- PROVIDED TEXT:
If $E, F, G$ and $H$ are respectively the midpoints of the sides of a parallelogram $ABCD$,show that $ar(EFGH) = \frac{1}{2} ar(ABCD)$.

(N/A) In parallelogram $ABCD$,$E, F, G$ and $H$ are the midpoints of $AB, BC, CD$ and $DA$ respectively. Draw $GE$.
In parallelogram $ABCD$,$AB \parallel CD$ and $AB = CD$.
$\therefore BE \parallel CG$ and $BE = (\frac{1}{2} AB) = CG = (\frac{1}{2} CD)$.
$\therefore$ Quadrilateral $EBCG$ is a parallelogram.
$\therefore GE \parallel BC$.
Now,$\Delta EFG$ and parallelogram $EBCG$ are on the same base $GE$ and between the same parallels $GE$ and $BC$.
$\therefore ar(EFG) = \frac{1}{2} ar(EBCG)$ ... $(1)$
Similarly,$\Delta EHG$ and parallelogram $AEGD$ are on the same base $GE$ and between the same parallels $GE$ and $AD$.
$\therefore ar(EHG) = \frac{1}{2} ar(AEGD)$ ... $(2)$
Adding $(1)$ and $(2)$,
$ar(EFG) + ar(EHG) = \frac{1}{2} ar(EBCG) + \frac{1}{2} ar(AEGD)$
$\therefore ar(EFGH) = \frac{1}{2} [ar(EBCG) + ar(AEGD)]$
$\therefore ar(EFGH) = \frac{1}{2} ar(ABCD)$

- STORED DATA:

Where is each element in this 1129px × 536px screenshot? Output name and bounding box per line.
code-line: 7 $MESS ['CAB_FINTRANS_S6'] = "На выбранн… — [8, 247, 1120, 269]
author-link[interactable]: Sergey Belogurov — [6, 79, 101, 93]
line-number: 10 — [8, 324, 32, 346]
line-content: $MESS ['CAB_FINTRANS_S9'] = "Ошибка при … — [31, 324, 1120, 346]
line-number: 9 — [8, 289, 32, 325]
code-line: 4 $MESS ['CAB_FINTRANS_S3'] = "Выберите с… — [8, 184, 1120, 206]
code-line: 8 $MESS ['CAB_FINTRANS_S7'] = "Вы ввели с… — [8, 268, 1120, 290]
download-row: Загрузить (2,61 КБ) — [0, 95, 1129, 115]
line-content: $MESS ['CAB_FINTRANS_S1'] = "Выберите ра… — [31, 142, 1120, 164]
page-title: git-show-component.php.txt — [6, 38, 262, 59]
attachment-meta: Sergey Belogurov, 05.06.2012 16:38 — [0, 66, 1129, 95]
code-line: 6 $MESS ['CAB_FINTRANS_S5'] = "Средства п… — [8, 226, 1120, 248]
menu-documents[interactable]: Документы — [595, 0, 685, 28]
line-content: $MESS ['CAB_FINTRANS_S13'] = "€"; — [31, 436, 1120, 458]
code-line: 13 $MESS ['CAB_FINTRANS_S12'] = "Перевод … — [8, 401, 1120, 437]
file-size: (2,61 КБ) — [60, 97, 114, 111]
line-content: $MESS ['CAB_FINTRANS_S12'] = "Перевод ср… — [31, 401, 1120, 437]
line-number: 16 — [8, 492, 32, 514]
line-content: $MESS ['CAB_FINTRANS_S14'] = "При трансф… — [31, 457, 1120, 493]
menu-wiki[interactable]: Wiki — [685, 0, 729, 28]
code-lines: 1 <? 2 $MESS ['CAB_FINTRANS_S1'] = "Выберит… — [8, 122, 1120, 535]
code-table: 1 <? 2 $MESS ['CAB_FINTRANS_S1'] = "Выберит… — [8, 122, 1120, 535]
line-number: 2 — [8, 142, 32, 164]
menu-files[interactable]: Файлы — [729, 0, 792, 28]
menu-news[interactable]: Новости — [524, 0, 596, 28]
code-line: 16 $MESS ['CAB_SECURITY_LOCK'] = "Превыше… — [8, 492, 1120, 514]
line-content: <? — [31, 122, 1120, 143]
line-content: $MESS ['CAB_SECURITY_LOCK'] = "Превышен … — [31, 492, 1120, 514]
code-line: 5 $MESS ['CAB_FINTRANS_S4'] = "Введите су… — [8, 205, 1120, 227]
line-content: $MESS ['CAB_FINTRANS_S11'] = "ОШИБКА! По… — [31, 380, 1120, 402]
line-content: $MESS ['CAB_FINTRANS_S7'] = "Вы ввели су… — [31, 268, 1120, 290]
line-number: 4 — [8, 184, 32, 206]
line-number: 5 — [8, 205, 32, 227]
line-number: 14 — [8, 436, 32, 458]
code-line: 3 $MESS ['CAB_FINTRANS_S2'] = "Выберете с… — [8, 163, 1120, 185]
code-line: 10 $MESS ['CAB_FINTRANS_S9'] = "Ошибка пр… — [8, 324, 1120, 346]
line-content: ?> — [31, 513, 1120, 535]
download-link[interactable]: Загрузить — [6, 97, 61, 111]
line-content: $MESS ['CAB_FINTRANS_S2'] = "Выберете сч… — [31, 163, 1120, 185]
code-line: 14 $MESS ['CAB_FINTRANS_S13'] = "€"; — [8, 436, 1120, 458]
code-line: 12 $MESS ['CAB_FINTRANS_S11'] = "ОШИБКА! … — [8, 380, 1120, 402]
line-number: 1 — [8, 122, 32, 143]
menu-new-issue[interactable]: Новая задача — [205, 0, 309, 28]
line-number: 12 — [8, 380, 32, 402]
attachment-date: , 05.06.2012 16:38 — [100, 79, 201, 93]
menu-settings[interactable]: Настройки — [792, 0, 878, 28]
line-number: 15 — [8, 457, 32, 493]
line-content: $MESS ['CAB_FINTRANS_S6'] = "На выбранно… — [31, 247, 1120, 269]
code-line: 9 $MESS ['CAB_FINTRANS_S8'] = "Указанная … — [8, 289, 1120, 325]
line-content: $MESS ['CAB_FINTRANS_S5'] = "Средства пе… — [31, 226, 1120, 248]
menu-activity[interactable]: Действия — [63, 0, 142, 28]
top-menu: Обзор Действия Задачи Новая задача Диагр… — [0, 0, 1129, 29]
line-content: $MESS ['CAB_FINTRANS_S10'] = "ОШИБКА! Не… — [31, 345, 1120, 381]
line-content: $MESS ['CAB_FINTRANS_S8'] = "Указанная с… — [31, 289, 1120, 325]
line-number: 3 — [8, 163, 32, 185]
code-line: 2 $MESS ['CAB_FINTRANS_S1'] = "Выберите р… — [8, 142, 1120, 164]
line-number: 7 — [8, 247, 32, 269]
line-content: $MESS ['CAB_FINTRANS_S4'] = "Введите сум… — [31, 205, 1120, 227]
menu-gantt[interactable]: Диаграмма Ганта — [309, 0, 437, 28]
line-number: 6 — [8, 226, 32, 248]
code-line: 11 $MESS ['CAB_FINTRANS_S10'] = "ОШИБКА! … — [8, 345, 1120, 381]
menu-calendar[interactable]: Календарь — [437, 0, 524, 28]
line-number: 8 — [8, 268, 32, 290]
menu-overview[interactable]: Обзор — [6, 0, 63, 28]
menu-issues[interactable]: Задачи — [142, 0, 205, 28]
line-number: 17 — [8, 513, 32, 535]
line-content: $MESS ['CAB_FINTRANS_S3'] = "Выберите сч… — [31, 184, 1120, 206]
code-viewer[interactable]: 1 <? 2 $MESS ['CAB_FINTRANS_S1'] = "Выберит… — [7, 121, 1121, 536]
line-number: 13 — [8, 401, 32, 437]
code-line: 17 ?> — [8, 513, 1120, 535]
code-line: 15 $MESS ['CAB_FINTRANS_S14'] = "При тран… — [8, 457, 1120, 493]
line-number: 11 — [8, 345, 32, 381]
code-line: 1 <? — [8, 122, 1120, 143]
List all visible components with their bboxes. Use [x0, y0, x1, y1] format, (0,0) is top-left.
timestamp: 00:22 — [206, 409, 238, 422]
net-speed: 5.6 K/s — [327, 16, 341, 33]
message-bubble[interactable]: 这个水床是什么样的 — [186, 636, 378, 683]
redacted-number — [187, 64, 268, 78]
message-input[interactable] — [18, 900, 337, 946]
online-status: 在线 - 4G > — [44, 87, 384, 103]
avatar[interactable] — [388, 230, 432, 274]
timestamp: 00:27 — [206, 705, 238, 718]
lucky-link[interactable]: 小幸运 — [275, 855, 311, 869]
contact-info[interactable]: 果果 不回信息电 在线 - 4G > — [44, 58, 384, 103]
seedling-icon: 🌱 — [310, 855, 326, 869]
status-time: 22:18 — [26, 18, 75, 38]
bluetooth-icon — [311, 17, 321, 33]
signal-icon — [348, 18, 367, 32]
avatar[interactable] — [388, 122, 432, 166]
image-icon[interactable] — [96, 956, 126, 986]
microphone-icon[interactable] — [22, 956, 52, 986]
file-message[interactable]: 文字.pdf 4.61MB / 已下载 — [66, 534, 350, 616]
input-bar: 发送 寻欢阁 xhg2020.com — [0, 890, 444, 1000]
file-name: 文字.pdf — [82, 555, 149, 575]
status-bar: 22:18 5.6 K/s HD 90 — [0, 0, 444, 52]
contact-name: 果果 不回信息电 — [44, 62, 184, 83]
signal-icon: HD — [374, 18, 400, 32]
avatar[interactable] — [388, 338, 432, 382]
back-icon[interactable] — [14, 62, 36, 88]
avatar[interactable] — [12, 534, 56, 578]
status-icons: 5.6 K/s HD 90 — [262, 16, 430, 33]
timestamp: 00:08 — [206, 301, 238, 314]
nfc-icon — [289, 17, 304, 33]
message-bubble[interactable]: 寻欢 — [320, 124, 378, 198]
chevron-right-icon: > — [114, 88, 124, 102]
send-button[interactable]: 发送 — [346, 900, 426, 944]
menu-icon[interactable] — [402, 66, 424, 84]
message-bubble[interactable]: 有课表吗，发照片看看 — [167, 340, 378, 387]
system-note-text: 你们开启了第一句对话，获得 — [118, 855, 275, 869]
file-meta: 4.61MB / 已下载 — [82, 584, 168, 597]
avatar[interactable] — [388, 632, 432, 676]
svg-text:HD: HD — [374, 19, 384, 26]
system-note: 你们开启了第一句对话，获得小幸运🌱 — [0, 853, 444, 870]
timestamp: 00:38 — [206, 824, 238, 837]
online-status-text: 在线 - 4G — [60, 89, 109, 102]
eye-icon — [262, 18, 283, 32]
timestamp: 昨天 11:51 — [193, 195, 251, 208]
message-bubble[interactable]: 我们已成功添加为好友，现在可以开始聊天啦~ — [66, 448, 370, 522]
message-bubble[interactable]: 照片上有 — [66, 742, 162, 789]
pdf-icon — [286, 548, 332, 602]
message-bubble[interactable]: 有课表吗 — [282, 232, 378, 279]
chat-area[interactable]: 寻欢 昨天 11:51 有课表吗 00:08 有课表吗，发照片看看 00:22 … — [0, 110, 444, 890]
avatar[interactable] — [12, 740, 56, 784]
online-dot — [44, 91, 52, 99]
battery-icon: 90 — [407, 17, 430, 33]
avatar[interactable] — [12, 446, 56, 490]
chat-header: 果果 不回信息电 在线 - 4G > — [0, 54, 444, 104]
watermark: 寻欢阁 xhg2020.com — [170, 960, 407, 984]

- WORK TO DO:
1. In the parallelogram proof, what kind of figure is quadrilateral EBCG shown to be?
2. Edit the parallelogram proof by giving everything from "(N/A) In parallelogram" down to "parallels $GE$ and $AD$." again, with "parallels" changed to "parallel lines".
The rows were taken from a different source than the proof.

- ANSWERS TO THE PROBLEMS:
1. A parallelogram.

2.
(N/A) In parallelogram $ABCD$,$E, F, G$ and $H$ are the midpoints of $AB, BC, CD$ and $DA$ respectively. Draw $GE$.
In parallelogram $ABCD$,$AB \parallel CD$ and $AB = CD$.
$\therefore BE \parallel CG$ and $BE = (\frac{1}{2} AB) = CG = (\frac{1}{2} CD)$.
$\therefore$ Quadrilateral $EBCG$ is a parallelogram.
$\therefore GE \parallel BC$.
Now,$\Delta EFG$ and parallelogram $EBCG$ are on the same base $GE$ and between the same parallel lines $GE$ and $BC$.
$\therefore ar(EFG) = \frac{1}{2} ar(EBCG)$ ... $(1)$
Similarly,$\Delta EHG$ and parallelogram $AEGD$ are on the same base $GE$ and between the same parallel lines $GE$ and $AD$.